* [Exercises]
a) Please reproduce the stretch of the game review from "Death by Game Show is" through "it sets up.".
b) In the game review, list each labeled detail that appears directly beneath the game's title.
c) Extend the game review, picking up after its final sentence.

* [Passage given]
══════════════════════════════
Death by Game Show is an action game with a heavy dose of tower defense smashed into an Idiocracy presentation. It unfortunately delivers less on the latter and, while decent, ends up failing to live up to the wacky premise it sets up.

Death by Game Show
Developer: Oointah
Price: $15
Platform: PC
MonsterVine was supplied with PC code for review

4

Far off in the future humans have become complete morons so robots decided they’re better suited to running things. Unfortunately for Wutt, he’s smart enough to stand out and since robots like their humans nice and dumb, he’s sentenced to death by game show. The game opens up with this clear Idiocracy setup with a slight twist but it never really does anything with it. There are background signs in the level with occasional jokes, but you’re too busy actually playing to read them and the robotic host makes super unfunny “jokes” in-between levels. There are just a few references to the film while everything else has predictably dumb names such as your robotic pal G.I.M.P. who provides your robot fodder. There are also quotes from other Mike Judge creations such as Office Space littered throughout the game but, like the rest of the humor, it doesn’t really gel with the game you’re playing. For something that’s selling itself on the fact that it’s evoking the style of the film, it does an incredibly piss poor job of accomplishing it.
══════════════════════════════
Element box annotations
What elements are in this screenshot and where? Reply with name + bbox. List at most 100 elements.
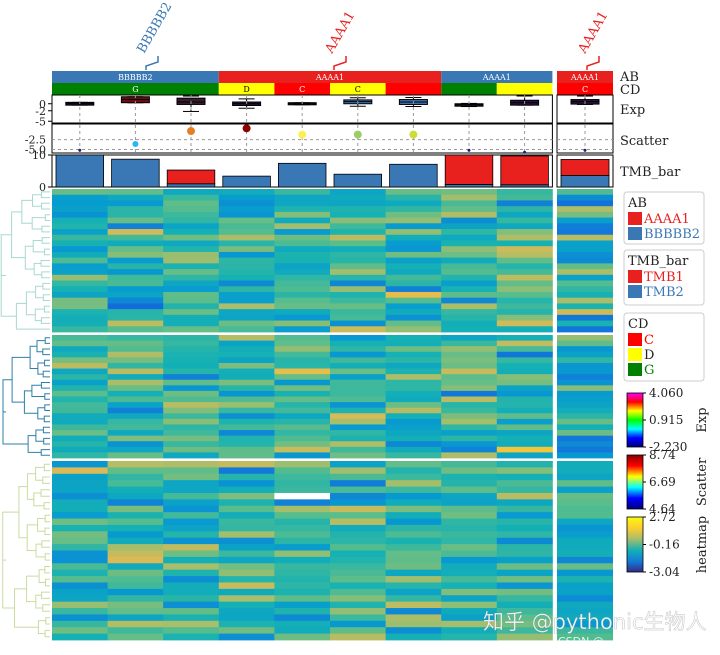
watermark-sub: CSDN @ (558, 635, 604, 648)
heatmap-cell (385, 263, 442, 270)
heatmap-cell (218, 286, 275, 293)
heatmap-cell (330, 357, 386, 364)
heatmap-cell (385, 335, 442, 341)
heatmap-cell (557, 595, 613, 603)
heatmap-cell (218, 374, 275, 381)
heatmap-cell (557, 418, 613, 425)
heatmap-cell (441, 486, 498, 494)
ab-annotation-track: BBBBB2 AAAA1 AAAA1 AAAA1 (52, 71, 613, 83)
heatmap-cell (274, 492, 331, 500)
heatmap-cell (496, 569, 553, 577)
legend-ab-frame (623, 191, 705, 245)
heatmap-cell (218, 340, 275, 347)
heatmap-cell (441, 234, 498, 241)
heatmap-cell (557, 424, 613, 431)
heatmap-cell (330, 595, 386, 603)
dendrogram-link (27, 435, 42, 453)
scatter-point (78, 148, 82, 152)
dendrogram-link (43, 415, 50, 423)
dendrogram-link (29, 345, 38, 369)
heatmap-cell (218, 407, 275, 414)
heatmap-cell (385, 601, 442, 609)
heatmap-cell (163, 531, 220, 539)
heatmap-cell (496, 229, 553, 236)
heatmap-cell (557, 240, 613, 247)
track-name-ab: AB (619, 70, 639, 85)
heatmap-cell (496, 413, 553, 420)
heatmap-cell (163, 499, 220, 507)
heatmap-cell (385, 627, 442, 634)
heatmap-cell (385, 223, 442, 230)
heatmap-cell (441, 537, 498, 545)
heatmap-cell (385, 505, 442, 513)
scatter-point (467, 148, 471, 152)
heatmap-cell (441, 362, 498, 369)
tmb-bar-tmb1 (444, 154, 494, 185)
heatmap-cell (496, 467, 553, 475)
heatmap-cell (385, 435, 442, 442)
heatmap-cell (107, 368, 164, 375)
heatmap-cell (107, 595, 164, 603)
heatmap-cell (385, 518, 442, 526)
heatmap-cell (557, 303, 613, 310)
heatmap-cell (218, 518, 275, 526)
heatmap-cell (330, 374, 386, 381)
dendrogram-link (42, 348, 50, 356)
heatmap-cell (52, 385, 108, 392)
heatmap-cell (274, 550, 331, 558)
heatmap-cell (107, 200, 164, 207)
heatmap-cell (218, 280, 275, 287)
cd-segment-label: G (132, 85, 138, 94)
heatmap-cell (107, 335, 164, 341)
heatmap-cell (52, 441, 108, 448)
dendrogram-link (41, 202, 50, 210)
scatter-point (523, 150, 527, 154)
heatmap-cell (107, 582, 164, 590)
heatmap-cell (163, 335, 220, 341)
heatmap-cell (274, 413, 331, 420)
heatmap-cell (330, 569, 386, 577)
heatmap-cell (52, 362, 108, 369)
heatmap-cell (107, 537, 164, 545)
heatmap-cell (385, 467, 442, 475)
heatmap-cell (218, 402, 275, 409)
heatmap-cell (163, 430, 220, 437)
legend-cd-swatch (628, 333, 642, 346)
heatmap-cell (385, 633, 442, 641)
heatmap-cell (218, 452, 275, 459)
heatmap-cell (441, 396, 498, 403)
heatmap-cell (107, 206, 164, 213)
heatmap-cell (496, 595, 553, 603)
heatmap-cell (274, 563, 331, 571)
heatmap-cell (163, 286, 220, 293)
heatmap-cell (218, 351, 275, 358)
heatmap-cell (218, 309, 275, 316)
row-dendrogram (0, 191, 50, 638)
heatmap-cell (107, 314, 164, 321)
heatmap-cell (557, 368, 613, 375)
legend-scatter-tick-label: 8.74 (649, 448, 676, 462)
dendrogram-link (42, 604, 50, 612)
heatmap-cell (330, 234, 386, 241)
heatmap-cell (107, 223, 164, 230)
heatmap-cell (107, 512, 164, 519)
heatmap-cell (441, 620, 498, 628)
heatmap-cell (218, 418, 275, 425)
heatmap-cell (107, 452, 164, 459)
heatmap-cell (274, 189, 331, 196)
heatmap-cell (274, 441, 331, 448)
legend-heatmap-tick-label: -3.04 (649, 565, 680, 579)
heatmap-cell (385, 492, 442, 500)
heatmap-cell (107, 435, 164, 442)
scatter-frame (51, 123, 553, 154)
heatmap-cell (385, 257, 442, 264)
heatmap-cell (107, 550, 164, 558)
heatmap-cell (163, 441, 220, 448)
heatmap-cell (52, 492, 108, 500)
heatmap-cell (557, 620, 613, 628)
dendrogram-link (33, 262, 42, 276)
heatmap-cell (385, 614, 442, 622)
heatmap-cell (330, 229, 386, 236)
heatmap-cell (107, 346, 164, 353)
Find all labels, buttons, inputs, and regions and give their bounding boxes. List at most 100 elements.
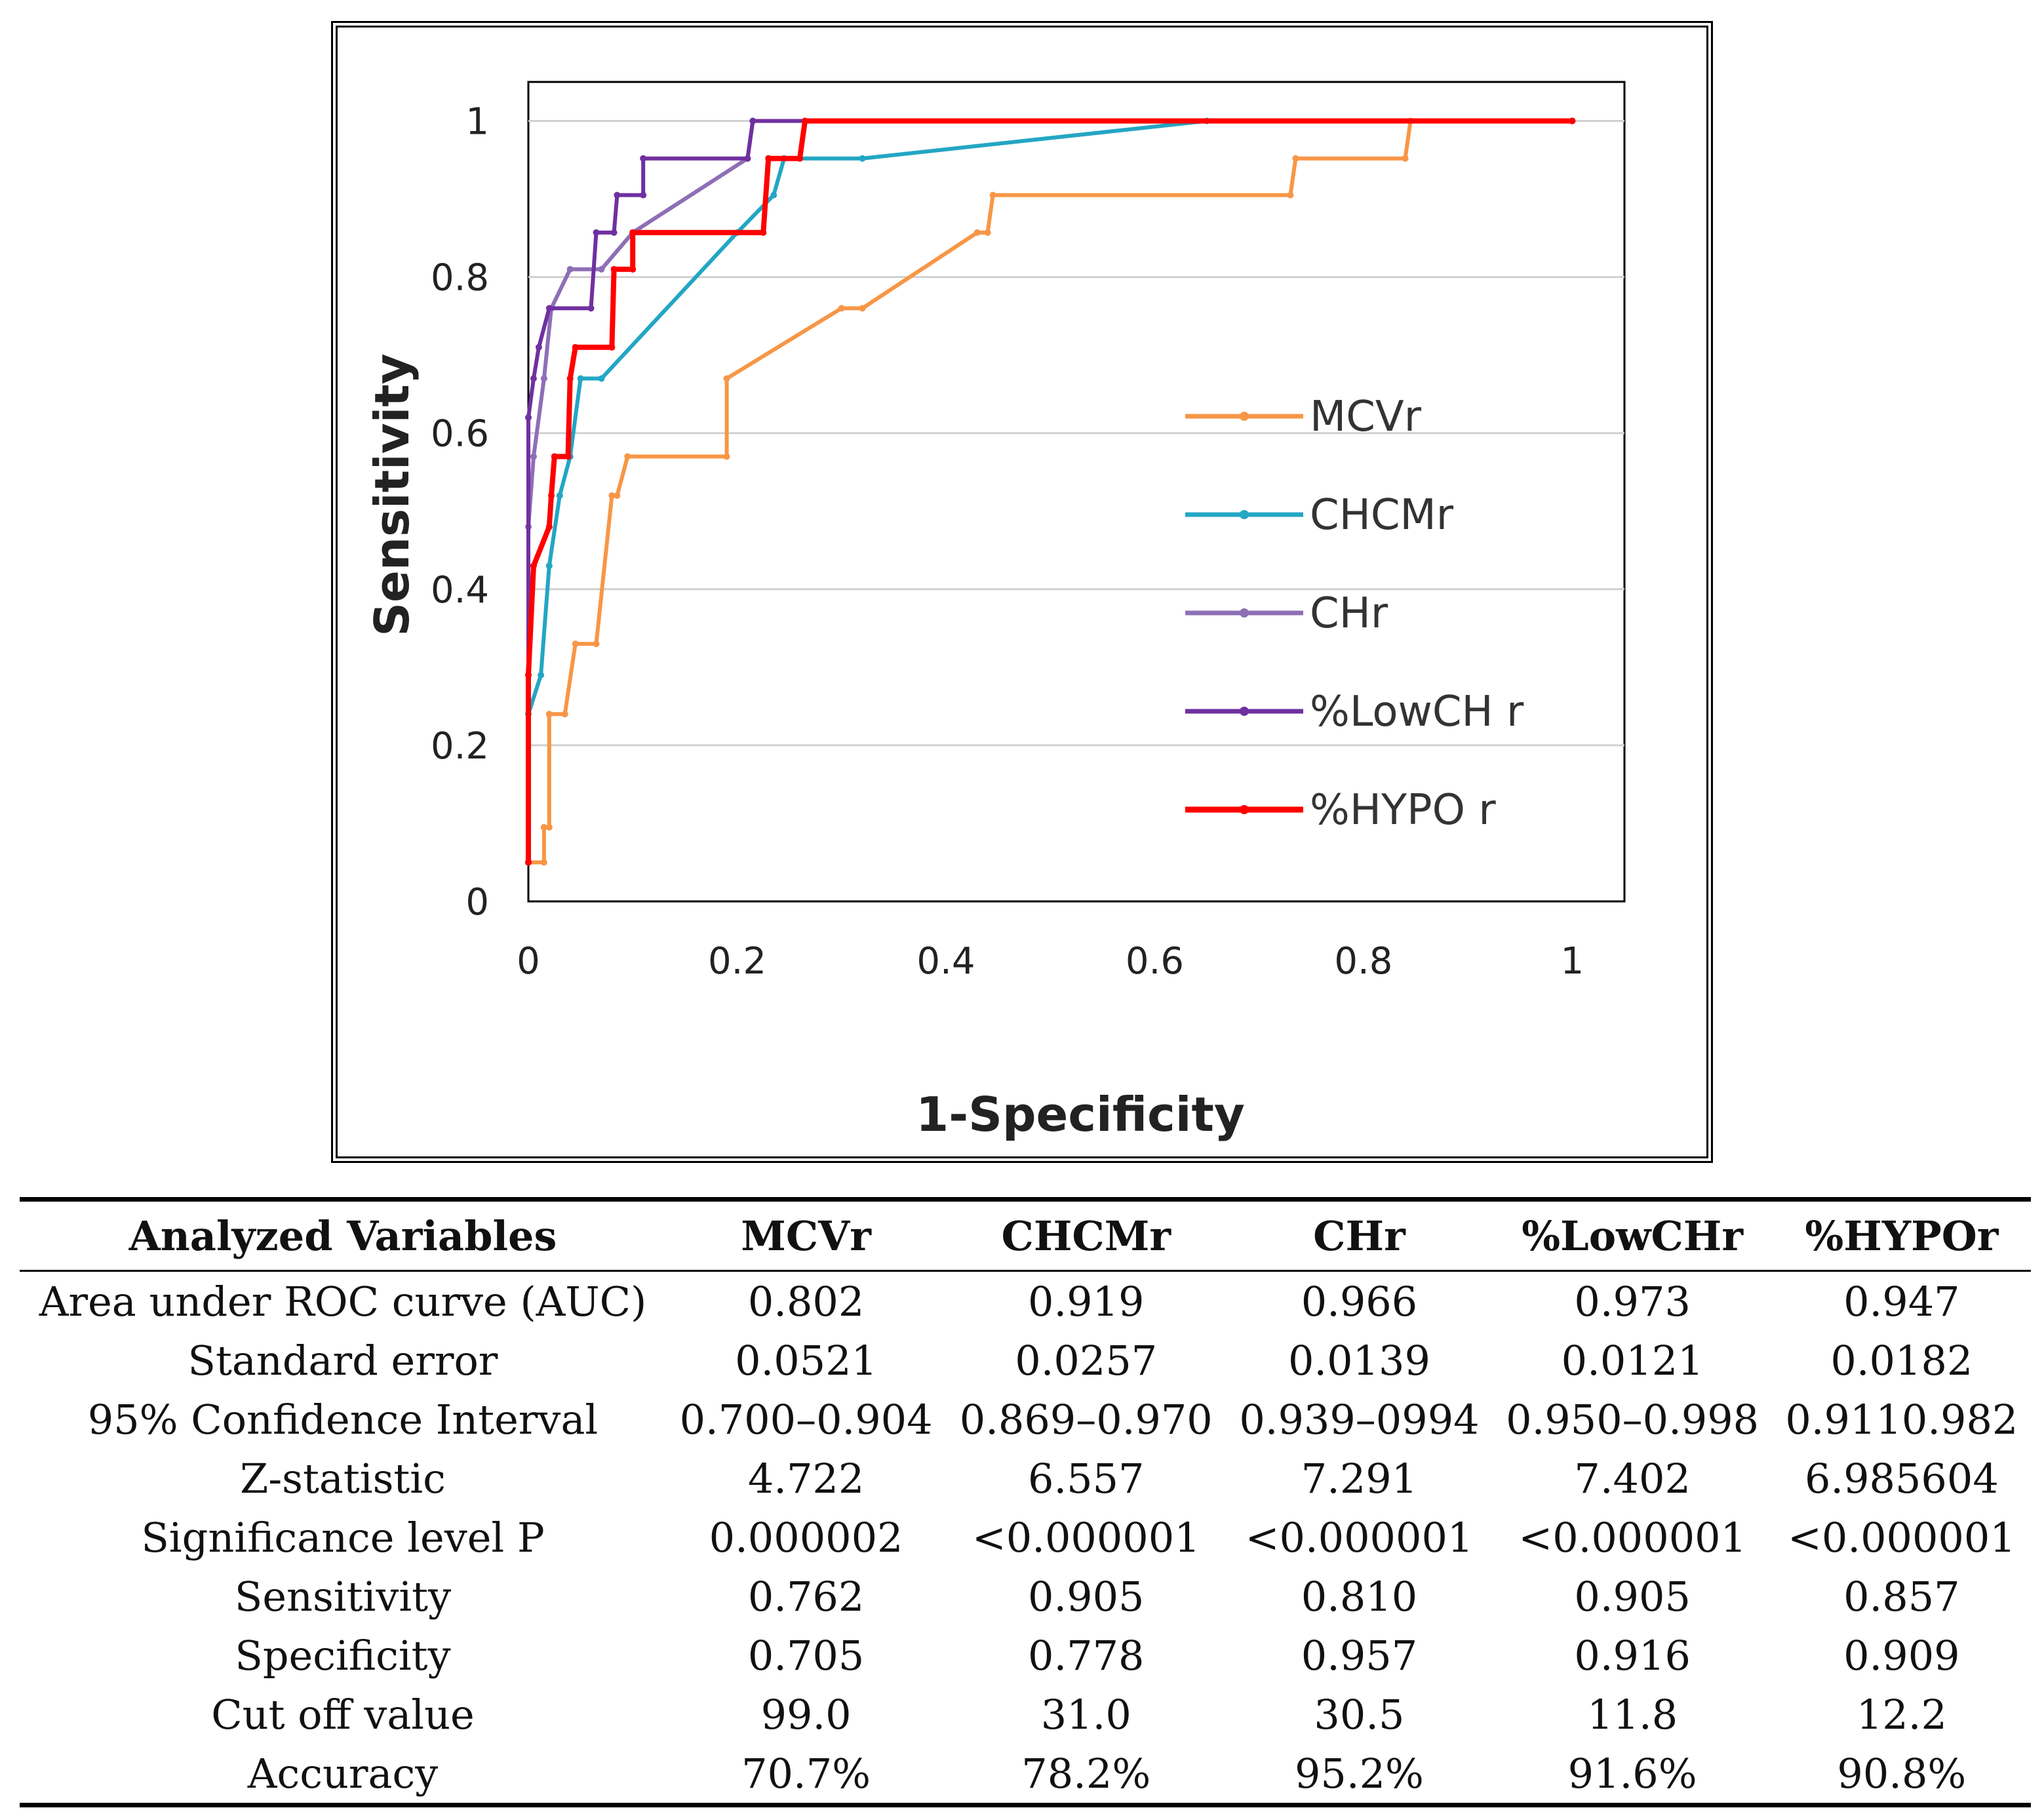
══════════════════════════════
* [Expected results]
a)
Death by Game Show is an action game with a heavy dose of tower defense smashed into an Idiocracy presentation. It unfortunately delivers less on the latter and, while decent, ends up failing to live up to the wacky premise it sets up.

b)
Developer: Oointah
Price: $15
Platform: PC

c)
Death by Game Show advertises itself as an action strategy game, but in reality it plays more like a fast paced tower defense. You’re able to walk across this 2D circular plane where you can drop towers and send units to go fight off enemies and blow up their towers. Instead of having a base, think of yourself as the base and you’re also working to complete objectives in order to summon a rocket to escape before the timer ends. You have a slew of robotic minions to summon and towers to drop to help fend off the same robotic minions and towers being sent against you; strategizing which towers to use and when to use which robots will help keep you alive. You also have a small selection of robots that are fueled by an energy meter. Get too hasty by overspending it and your G.I.M.P. unit (which is chained to you by the way) gets exhausted which slows down its energy recharge AND considerably slows down your already sluggish pace, meaning smart energy usage is key. All of this culminates in a hectic package that’s quite fun when it works.

4

Rounding out the package is a level editor that lets you edit practically every element of the game. You’re able to customize your own challenge map, edit the rewards given or even the sprites for the models themselves. It’s nothing groundbreaking, but I’m always happy to see tower defense games that let you make your own levels. There are fifteen levels for you to work through with some having multiple parts to them, so the game should last you a decent while. However besides that and the level creator itself, there’s not really much else to the game.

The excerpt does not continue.